--- Records to process ---
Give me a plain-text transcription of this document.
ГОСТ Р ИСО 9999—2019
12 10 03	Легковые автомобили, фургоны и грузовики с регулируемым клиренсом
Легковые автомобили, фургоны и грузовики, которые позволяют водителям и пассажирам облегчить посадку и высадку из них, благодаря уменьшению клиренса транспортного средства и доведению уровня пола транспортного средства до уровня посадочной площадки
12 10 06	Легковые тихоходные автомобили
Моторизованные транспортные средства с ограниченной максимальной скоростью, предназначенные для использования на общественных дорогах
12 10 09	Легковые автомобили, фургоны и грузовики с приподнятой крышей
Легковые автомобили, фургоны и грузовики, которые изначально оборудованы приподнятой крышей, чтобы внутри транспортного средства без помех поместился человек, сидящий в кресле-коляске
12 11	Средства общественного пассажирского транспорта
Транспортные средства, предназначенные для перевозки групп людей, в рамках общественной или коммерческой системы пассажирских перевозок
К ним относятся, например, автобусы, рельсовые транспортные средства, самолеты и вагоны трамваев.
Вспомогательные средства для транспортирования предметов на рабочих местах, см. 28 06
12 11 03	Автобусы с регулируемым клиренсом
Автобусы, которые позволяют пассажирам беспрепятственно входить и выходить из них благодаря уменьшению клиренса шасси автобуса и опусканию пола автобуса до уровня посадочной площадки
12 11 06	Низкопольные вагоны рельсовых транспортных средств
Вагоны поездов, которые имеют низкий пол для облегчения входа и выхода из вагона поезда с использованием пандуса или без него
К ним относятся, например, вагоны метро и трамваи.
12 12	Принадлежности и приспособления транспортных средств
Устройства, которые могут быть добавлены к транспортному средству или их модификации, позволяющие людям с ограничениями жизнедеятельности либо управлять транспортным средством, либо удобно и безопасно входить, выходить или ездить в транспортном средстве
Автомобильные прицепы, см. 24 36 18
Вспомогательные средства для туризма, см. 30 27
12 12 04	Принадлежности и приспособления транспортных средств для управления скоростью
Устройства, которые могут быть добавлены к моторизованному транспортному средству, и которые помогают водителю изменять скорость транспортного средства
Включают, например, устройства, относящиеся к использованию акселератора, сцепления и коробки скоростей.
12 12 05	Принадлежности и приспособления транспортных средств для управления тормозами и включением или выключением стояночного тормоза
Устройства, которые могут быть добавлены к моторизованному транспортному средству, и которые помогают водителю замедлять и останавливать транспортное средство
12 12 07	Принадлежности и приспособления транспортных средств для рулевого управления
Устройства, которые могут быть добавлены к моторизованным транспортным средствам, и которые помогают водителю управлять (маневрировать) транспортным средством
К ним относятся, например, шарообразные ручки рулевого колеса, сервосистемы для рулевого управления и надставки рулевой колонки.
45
---
| Directions |
Identify and copy lines that hold the string "Вспомогательные".

| The response |
Вспомогательные средства для транспортирования предметов на рабочих местах, см. 28 06
Вспомогательные средства для туризма, см. 30 27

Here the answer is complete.